Instruction :: Every line containing the word "information" needs to be found and copied.

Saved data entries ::
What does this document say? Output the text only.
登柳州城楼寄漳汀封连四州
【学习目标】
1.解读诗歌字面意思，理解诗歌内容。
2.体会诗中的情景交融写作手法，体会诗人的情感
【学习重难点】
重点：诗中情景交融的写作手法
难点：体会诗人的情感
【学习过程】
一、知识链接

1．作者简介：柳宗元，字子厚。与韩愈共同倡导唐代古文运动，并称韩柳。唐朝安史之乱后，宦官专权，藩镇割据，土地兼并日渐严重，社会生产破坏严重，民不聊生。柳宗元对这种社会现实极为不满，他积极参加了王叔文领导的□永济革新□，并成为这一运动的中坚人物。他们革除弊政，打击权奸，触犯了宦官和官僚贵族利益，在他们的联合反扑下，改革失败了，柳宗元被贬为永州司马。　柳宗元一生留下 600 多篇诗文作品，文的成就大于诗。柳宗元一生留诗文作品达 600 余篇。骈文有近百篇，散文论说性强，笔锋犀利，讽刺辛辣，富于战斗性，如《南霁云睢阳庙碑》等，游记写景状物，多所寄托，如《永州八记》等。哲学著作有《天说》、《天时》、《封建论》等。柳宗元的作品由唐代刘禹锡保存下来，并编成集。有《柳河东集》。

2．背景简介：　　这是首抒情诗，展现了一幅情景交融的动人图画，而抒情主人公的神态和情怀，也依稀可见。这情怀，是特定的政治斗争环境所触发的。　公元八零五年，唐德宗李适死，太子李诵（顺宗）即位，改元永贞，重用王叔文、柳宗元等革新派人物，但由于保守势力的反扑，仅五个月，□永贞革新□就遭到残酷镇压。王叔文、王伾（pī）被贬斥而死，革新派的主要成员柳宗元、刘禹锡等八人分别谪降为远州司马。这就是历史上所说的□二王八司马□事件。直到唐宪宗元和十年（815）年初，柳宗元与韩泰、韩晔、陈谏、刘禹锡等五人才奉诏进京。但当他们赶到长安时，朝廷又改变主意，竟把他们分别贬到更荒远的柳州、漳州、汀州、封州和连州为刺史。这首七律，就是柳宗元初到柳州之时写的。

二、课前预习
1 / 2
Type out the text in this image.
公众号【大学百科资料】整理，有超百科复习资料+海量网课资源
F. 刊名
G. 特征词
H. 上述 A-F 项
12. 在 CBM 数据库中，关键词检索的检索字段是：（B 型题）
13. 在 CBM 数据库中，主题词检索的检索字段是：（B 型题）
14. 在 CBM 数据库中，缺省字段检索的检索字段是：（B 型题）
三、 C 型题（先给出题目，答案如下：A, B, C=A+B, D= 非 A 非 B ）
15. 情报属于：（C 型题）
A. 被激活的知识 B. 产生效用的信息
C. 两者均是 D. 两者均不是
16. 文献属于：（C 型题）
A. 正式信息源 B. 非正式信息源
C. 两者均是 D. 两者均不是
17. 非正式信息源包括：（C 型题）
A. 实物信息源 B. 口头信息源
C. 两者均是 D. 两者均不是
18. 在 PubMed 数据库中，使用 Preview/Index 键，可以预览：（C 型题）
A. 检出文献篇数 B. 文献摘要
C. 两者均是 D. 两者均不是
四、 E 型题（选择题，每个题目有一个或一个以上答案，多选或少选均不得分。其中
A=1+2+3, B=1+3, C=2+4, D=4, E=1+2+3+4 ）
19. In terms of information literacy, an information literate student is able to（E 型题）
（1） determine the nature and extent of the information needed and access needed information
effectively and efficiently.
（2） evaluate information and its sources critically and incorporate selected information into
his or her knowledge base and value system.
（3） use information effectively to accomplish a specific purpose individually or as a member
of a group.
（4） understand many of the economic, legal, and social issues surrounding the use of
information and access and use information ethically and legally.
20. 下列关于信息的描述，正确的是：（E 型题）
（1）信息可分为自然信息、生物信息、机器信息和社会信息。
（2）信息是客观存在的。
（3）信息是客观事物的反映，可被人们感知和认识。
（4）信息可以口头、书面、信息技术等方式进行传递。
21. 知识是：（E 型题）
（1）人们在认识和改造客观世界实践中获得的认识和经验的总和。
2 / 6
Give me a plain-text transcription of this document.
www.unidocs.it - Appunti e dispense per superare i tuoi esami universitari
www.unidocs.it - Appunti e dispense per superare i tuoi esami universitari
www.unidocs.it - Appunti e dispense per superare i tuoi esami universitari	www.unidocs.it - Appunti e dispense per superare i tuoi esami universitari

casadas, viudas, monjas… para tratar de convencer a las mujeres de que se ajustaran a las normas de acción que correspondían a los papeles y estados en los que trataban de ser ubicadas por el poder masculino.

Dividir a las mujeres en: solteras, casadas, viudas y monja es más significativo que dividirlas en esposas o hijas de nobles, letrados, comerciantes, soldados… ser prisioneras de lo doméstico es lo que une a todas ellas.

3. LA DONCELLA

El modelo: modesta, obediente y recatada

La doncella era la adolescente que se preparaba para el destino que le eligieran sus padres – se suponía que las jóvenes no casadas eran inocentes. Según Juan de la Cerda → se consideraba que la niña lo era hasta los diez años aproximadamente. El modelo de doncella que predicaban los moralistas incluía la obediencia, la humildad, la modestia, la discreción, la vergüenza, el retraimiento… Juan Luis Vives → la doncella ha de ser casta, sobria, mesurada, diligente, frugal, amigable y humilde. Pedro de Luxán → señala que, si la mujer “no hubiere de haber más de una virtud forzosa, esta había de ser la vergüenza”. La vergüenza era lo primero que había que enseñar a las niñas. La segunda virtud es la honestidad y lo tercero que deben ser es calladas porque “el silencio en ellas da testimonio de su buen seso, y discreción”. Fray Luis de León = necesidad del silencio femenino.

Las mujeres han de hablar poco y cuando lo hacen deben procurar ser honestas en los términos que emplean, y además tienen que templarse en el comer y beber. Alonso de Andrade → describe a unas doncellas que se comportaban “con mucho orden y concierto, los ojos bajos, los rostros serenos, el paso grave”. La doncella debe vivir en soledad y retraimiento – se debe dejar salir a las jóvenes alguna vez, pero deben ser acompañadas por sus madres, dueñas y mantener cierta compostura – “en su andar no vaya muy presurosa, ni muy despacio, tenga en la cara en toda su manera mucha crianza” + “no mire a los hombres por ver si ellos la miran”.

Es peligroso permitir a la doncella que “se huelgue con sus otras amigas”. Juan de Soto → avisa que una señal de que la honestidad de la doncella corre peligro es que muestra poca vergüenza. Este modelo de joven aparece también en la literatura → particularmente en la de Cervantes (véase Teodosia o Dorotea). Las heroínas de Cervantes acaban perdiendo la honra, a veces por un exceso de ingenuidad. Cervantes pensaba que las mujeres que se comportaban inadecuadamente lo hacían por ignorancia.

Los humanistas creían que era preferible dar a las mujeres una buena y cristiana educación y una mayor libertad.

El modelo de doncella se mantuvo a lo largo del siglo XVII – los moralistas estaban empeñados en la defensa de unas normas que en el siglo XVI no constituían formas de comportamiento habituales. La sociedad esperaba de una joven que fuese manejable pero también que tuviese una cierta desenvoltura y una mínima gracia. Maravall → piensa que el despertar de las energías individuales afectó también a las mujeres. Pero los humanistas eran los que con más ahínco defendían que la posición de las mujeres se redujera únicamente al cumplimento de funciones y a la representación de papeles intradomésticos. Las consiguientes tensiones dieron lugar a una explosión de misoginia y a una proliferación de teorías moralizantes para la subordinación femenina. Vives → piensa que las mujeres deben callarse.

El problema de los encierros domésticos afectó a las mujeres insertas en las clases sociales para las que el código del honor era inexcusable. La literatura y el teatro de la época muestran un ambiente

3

Result of the task ::
19. In terms of information literacy, an information literate student is able to（E 型题）
（1） determine the nature and extent of the information needed and access needed information
（2） evaluate information and its sources critically and incorporate selected information into
（3） use information effectively to accomplish a specific purpose individually or as a member
information and access and use information ethically and legally.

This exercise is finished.